start

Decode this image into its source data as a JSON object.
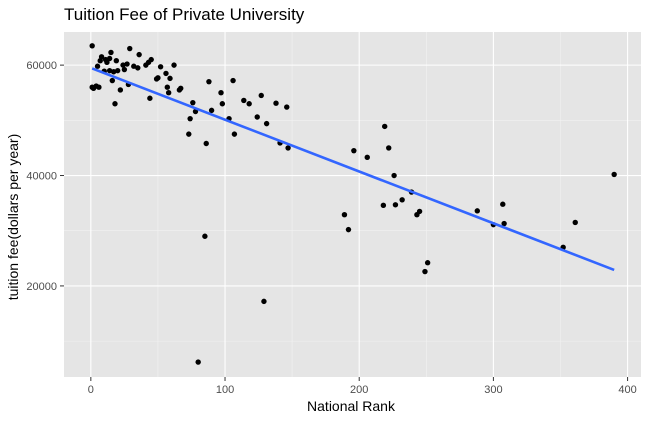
{
  "chart_data": {
    "type": "scatter",
    "title": "Tuition Fee of Private University",
    "xlabel": "National Rank",
    "ylabel": "tuition fee(dollars per year)",
    "xlim": [
      -20,
      410
    ],
    "ylim": [
      3500,
      66000
    ],
    "x_ticks": [
      0,
      100,
      200,
      300,
      400
    ],
    "x_tick_labels": [
      "0",
      "100",
      "200",
      "300",
      "400"
    ],
    "y_ticks": [
      20000,
      40000,
      60000
    ],
    "y_tick_labels": [
      "20000",
      "40000",
      "60000"
    ],
    "grid": true,
    "panel_background": "#e5e5e5",
    "point_color": "#000000",
    "trend_color": "#3366ff",
    "trend_line": {
      "x": [
        1,
        390
      ],
      "y": [
        59400,
        22900
      ]
    },
    "points": [
      {
        "x": 1,
        "y": 63500
      },
      {
        "x": 1,
        "y": 56000
      },
      {
        "x": 2,
        "y": 55800
      },
      {
        "x": 4,
        "y": 56200
      },
      {
        "x": 5,
        "y": 59800
      },
      {
        "x": 6,
        "y": 56000
      },
      {
        "x": 7,
        "y": 60800
      },
      {
        "x": 8,
        "y": 61500
      },
      {
        "x": 10,
        "y": 58900
      },
      {
        "x": 11,
        "y": 61000
      },
      {
        "x": 12,
        "y": 60500
      },
      {
        "x": 14,
        "y": 61200
      },
      {
        "x": 14,
        "y": 59000
      },
      {
        "x": 15,
        "y": 62300
      },
      {
        "x": 16,
        "y": 57200
      },
      {
        "x": 17,
        "y": 58800
      },
      {
        "x": 18,
        "y": 53000
      },
      {
        "x": 19,
        "y": 60800
      },
      {
        "x": 20,
        "y": 59000
      },
      {
        "x": 22,
        "y": 55500
      },
      {
        "x": 24,
        "y": 60000
      },
      {
        "x": 25,
        "y": 59200
      },
      {
        "x": 27,
        "y": 60200
      },
      {
        "x": 28,
        "y": 56500
      },
      {
        "x": 29,
        "y": 63000
      },
      {
        "x": 32,
        "y": 59800
      },
      {
        "x": 35,
        "y": 59500
      },
      {
        "x": 36,
        "y": 61900
      },
      {
        "x": 41,
        "y": 60000
      },
      {
        "x": 43,
        "y": 60500
      },
      {
        "x": 44,
        "y": 54000
      },
      {
        "x": 45,
        "y": 61000
      },
      {
        "x": 49,
        "y": 57500
      },
      {
        "x": 50,
        "y": 57700
      },
      {
        "x": 52,
        "y": 59700
      },
      {
        "x": 56,
        "y": 58500
      },
      {
        "x": 57,
        "y": 56000
      },
      {
        "x": 58,
        "y": 55000
      },
      {
        "x": 59,
        "y": 57600
      },
      {
        "x": 62,
        "y": 60000
      },
      {
        "x": 66,
        "y": 55500
      },
      {
        "x": 67,
        "y": 55800
      },
      {
        "x": 73,
        "y": 47500
      },
      {
        "x": 74,
        "y": 50300
      },
      {
        "x": 76,
        "y": 53200
      },
      {
        "x": 78,
        "y": 51600
      },
      {
        "x": 80,
        "y": 6200
      },
      {
        "x": 85,
        "y": 29000
      },
      {
        "x": 86,
        "y": 45800
      },
      {
        "x": 88,
        "y": 57000
      },
      {
        "x": 90,
        "y": 51800
      },
      {
        "x": 97,
        "y": 55000
      },
      {
        "x": 98,
        "y": 53000
      },
      {
        "x": 103,
        "y": 50300
      },
      {
        "x": 106,
        "y": 57200
      },
      {
        "x": 107,
        "y": 47500
      },
      {
        "x": 114,
        "y": 53600
      },
      {
        "x": 118,
        "y": 53000
      },
      {
        "x": 124,
        "y": 50600
      },
      {
        "x": 127,
        "y": 54500
      },
      {
        "x": 129,
        "y": 17200
      },
      {
        "x": 131,
        "y": 49400
      },
      {
        "x": 138,
        "y": 53100
      },
      {
        "x": 141,
        "y": 45900
      },
      {
        "x": 146,
        "y": 52400
      },
      {
        "x": 147,
        "y": 45000
      },
      {
        "x": 189,
        "y": 32900
      },
      {
        "x": 192,
        "y": 30200
      },
      {
        "x": 196,
        "y": 44500
      },
      {
        "x": 206,
        "y": 43300
      },
      {
        "x": 218,
        "y": 34600
      },
      {
        "x": 219,
        "y": 48900
      },
      {
        "x": 222,
        "y": 45000
      },
      {
        "x": 226,
        "y": 40000
      },
      {
        "x": 227,
        "y": 34700
      },
      {
        "x": 232,
        "y": 35600
      },
      {
        "x": 239,
        "y": 37000
      },
      {
        "x": 243,
        "y": 32900
      },
      {
        "x": 245,
        "y": 33500
      },
      {
        "x": 249,
        "y": 22600
      },
      {
        "x": 251,
        "y": 24200
      },
      {
        "x": 288,
        "y": 33600
      },
      {
        "x": 300,
        "y": 31100
      },
      {
        "x": 307,
        "y": 34800
      },
      {
        "x": 308,
        "y": 31300
      },
      {
        "x": 352,
        "y": 27000
      },
      {
        "x": 361,
        "y": 31500
      },
      {
        "x": 390,
        "y": 40200
      }
    ]
  }
}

end

Given task »
Without including the pictures, return each record above exactly as it stands.

Task result »
Decode this image into its source data as a JSON object.
{
  "chart_data": {
    "type": "scatter",
    "title": "Tuition Fee of Private University",
    "xlabel": "National Rank",
    "ylabel": "tuition fee(dollars per year)",
    "xlim": [
      -20,
      410
    ],
    "ylim": [
      3500,
      66000
    ],
    "x_ticks": [
      0,
      100,
      200,
      300,
      400
    ],
    "x_tick_labels": [
      "0",
      "100",
      "200",
      "300",
      "400"
    ],
    "y_ticks": [
      20000,
      40000,
      60000
    ],
    "y_tick_labels": [
      "20000",
      "40000",
      "60000"
    ],
    "grid": true,
    "panel_background": "#e5e5e5",
    "point_color": "#000000",
    "trend_color": "#3366ff",
    "trend_line": {
      "x": [
        1,
        390
      ],
      "y": [
        59400,
        22900
      ]
    },
    "points": [
      {
        "x": 1,
        "y": 63500
      },
      {
        "x": 1,
        "y": 56000
      },
      {
        "x": 2,
        "y": 55800
      },
      {
        "x": 4,
        "y": 56200
      },
      {
        "x": 5,
        "y": 59800
      },
      {
        "x": 6,
        "y": 56000
      },
      {
        "x": 7,
        "y": 60800
      },
      {
        "x": 8,
        "y": 61500
      },
      {
        "x": 10,
        "y": 58900
      },
      {
        "x": 11,
        "y": 61000
      },
      {
        "x": 12,
        "y": 60500
      },
      {
        "x": 14,
        "y": 61200
      },
      {
        "x": 14,
        "y": 59000
      },
      {
        "x": 15,
        "y": 62300
      },
      {
        "x": 16,
        "y": 57200
      },
      {
        "x": 17,
        "y": 58800
      },
      {
        "x": 18,
        "y": 53000
      },
      {
        "x": 19,
        "y": 60800
      },
      {
        "x": 20,
        "y": 59000
      },
      {
        "x": 22,
        "y": 55500
      },
      {
        "x": 24,
        "y": 60000
      },
      {
        "x": 25,
        "y": 59200
      },
      {
        "x": 27,
        "y": 60200
      },
      {
        "x": 28,
        "y": 56500
      },
      {
        "x": 29,
        "y": 63000
      },
      {
        "x": 32,
        "y": 59800
      },
      {
        "x": 35,
        "y": 59500
      },
      {
        "x": 36,
        "y": 61900
      },
      {
        "x": 41,
        "y": 60000
      },
      {
        "x": 43,
        "y": 60500
      },
      {
        "x": 44,
        "y": 54000
      },
      {
        "x": 45,
        "y": 61000
      },
      {
        "x": 49,
        "y": 57500
      },
      {
        "x": 50,
        "y": 57700
      },
      {
        "x": 52,
        "y": 59700
      },
      {
        "x": 56,
        "y": 58500
      },
      {
        "x": 57,
        "y": 56000
      },
      {
        "x": 58,
        "y": 55000
      },
      {
        "x": 59,
        "y": 57600
      },
      {
        "x": 62,
        "y": 60000
      },
      {
        "x": 66,
        "y": 55500
      },
      {
        "x": 67,
        "y": 55800
      },
      {
        "x": 73,
        "y": 47500
      },
      {
        "x": 74,
        "y": 50300
      },
      {
        "x": 76,
        "y": 53200
      },
      {
        "x": 78,
        "y": 51600
      },
      {
        "x": 80,
        "y": 6200
      },
      {
        "x": 85,
        "y": 29000
      },
      {
        "x": 86,
        "y": 45800
      },
      {
        "x": 88,
        "y": 57000
      },
      {
        "x": 90,
        "y": 51800
      },
      {
        "x": 97,
        "y": 55000
      },
      {
        "x": 98,
        "y": 53000
      },
      {
        "x": 103,
        "y": 50300
      },
      {
        "x": 106,
        "y": 57200
      },
      {
        "x": 107,
        "y": 47500
      },
      {
        "x": 114,
        "y": 53600
      },
      {
        "x": 118,
        "y": 53000
      },
      {
        "x": 124,
        "y": 50600
      },
      {
        "x": 127,
        "y": 54500
      },
      {
        "x": 129,
        "y": 17200
      },
      {
        "x": 131,
        "y": 49400
      },
      {
        "x": 138,
        "y": 53100
      },
      {
        "x": 141,
        "y": 45900
      },
      {
        "x": 146,
        "y": 52400
      },
      {
        "x": 147,
        "y": 45000
      },
      {
        "x": 189,
        "y": 32900
      },
      {
        "x": 192,
        "y": 30200
      },
      {
        "x": 196,
        "y": 44500
      },
      {
        "x": 206,
        "y": 43300
      },
      {
        "x": 218,
        "y": 34600
      },
      {
        "x": 219,
        "y": 48900
      },
      {
        "x": 222,
        "y": 45000
      },
      {
        "x": 226,
        "y": 40000
      },
      {
        "x": 227,
        "y": 34700
      },
      {
        "x": 232,
        "y": 35600
      },
      {
        "x": 239,
        "y": 37000
      },
      {
        "x": 243,
        "y": 32900
      },
      {
        "x": 245,
        "y": 33500
      },
      {
        "x": 249,
        "y": 22600
      },
      {
        "x": 251,
        "y": 24200
      },
      {
        "x": 288,
        "y": 33600
      },
      {
        "x": 300,
        "y": 31100
      },
      {
        "x": 307,
        "y": 34800
      },
      {
        "x": 308,
        "y": 31300
      },
      {
        "x": 352,
        "y": 27000
      },
      {
        "x": 361,
        "y": 31500
      },
      {
        "x": 390,
        "y": 40200
      }
    ]
  }
}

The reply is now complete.